Data for processing:
-- START --
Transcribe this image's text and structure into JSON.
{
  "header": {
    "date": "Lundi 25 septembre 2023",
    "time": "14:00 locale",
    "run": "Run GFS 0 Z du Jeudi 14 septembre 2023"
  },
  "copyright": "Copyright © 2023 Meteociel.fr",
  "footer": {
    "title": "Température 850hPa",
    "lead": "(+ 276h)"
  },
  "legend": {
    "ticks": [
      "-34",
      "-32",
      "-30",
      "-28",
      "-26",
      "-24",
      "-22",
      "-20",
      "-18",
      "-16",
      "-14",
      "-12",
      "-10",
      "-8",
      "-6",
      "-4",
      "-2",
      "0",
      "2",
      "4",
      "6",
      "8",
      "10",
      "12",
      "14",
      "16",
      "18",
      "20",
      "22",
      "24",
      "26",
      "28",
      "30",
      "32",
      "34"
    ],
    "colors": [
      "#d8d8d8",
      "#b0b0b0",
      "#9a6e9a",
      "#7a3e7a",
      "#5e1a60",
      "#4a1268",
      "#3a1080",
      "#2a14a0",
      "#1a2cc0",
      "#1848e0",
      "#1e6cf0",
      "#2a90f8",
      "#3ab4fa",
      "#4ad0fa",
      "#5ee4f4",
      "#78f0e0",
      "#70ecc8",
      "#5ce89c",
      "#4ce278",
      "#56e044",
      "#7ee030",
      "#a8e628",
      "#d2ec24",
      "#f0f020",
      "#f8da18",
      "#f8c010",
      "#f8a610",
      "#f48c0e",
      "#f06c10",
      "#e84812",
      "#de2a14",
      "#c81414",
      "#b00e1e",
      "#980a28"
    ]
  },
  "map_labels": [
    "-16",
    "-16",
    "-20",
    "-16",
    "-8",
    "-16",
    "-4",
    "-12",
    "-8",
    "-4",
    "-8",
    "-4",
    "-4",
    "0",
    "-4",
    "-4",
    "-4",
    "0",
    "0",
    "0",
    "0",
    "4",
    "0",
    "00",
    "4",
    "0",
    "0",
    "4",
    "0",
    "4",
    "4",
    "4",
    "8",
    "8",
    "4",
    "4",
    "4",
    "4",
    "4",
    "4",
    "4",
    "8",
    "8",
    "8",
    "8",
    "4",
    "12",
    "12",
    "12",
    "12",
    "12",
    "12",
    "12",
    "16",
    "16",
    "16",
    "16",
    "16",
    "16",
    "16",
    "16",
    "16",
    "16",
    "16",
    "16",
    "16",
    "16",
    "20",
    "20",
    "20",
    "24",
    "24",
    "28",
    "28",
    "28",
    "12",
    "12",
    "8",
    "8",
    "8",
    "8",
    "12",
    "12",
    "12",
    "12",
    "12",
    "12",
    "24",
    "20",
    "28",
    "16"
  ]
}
-- END --
Instruction:
Set down the listing in full, keeping every word exactly as it is.

Full answer:
Transcribe this image's text and structure into JSON.
{
  "header": {
    "date": "Lundi 25 septembre 2023",
    "time": "14:00 locale",
    "run": "Run GFS 0 Z du Jeudi 14 septembre 2023"
  },
  "copyright": "Copyright © 2023 Meteociel.fr",
  "footer": {
    "title": "Température 850hPa",
    "lead": "(+ 276h)"
  },
  "legend": {
    "ticks": [
      "-34",
      "-32",
      "-30",
      "-28",
      "-26",
      "-24",
      "-22",
      "-20",
      "-18",
      "-16",
      "-14",
      "-12",
      "-10",
      "-8",
      "-6",
      "-4",
      "-2",
      "0",
      "2",
      "4",
      "6",
      "8",
      "10",
      "12",
      "14",
      "16",
      "18",
      "20",
      "22",
      "24",
      "26",
      "28",
      "30",
      "32",
      "34"
    ],
    "colors": [
      "#d8d8d8",
      "#b0b0b0",
      "#9a6e9a",
      "#7a3e7a",
      "#5e1a60",
      "#4a1268",
      "#3a1080",
      "#2a14a0",
      "#1a2cc0",
      "#1848e0",
      "#1e6cf0",
      "#2a90f8",
      "#3ab4fa",
      "#4ad0fa",
      "#5ee4f4",
      "#78f0e0",
      "#70ecc8",
      "#5ce89c",
      "#4ce278",
      "#56e044",
      "#7ee030",
      "#a8e628",
      "#d2ec24",
      "#f0f020",
      "#f8da18",
      "#f8c010",
      "#f8a610",
      "#f48c0e",
      "#f06c10",
      "#e84812",
      "#de2a14",
      "#c81414",
      "#b00e1e",
      "#980a28"
    ]
  },
  "map_labels": [
    "-16",
    "-16",
    "-20",
    "-16",
    "-8",
    "-16",
    "-4",
    "-12",
    "-8",
    "-4",
    "-8",
    "-4",
    "-4",
    "0",
    "-4",
    "-4",
    "-4",
    "0",
    "0",
    "0",
    "0",
    "4",
    "0",
    "00",
    "4",
    "0",
    "0",
    "4",
    "0",
    "4",
    "4",
    "4",
    "8",
    "8",
    "4",
    "4",
    "4",
    "4",
    "4",
    "4",
    "4",
    "8",
    "8",
    "8",
    "8",
    "4",
    "12",
    "12",
    "12",
    "12",
    "12",
    "12",
    "12",
    "16",
    "16",
    "16",
    "16",
    "16",
    "16",
    "16",
    "16",
    "16",
    "16",
    "16",
    "16",
    "16",
    "16",
    "20",
    "20",
    "20",
    "24",
    "24",
    "28",
    "28",
    "28",
    "12",
    "12",
    "8",
    "8",
    "8",
    "8",
    "12",
    "12",
    "12",
    "12",
    "12",
    "12",
    "24",
    "20",
    "28",
    "16"
  ]
}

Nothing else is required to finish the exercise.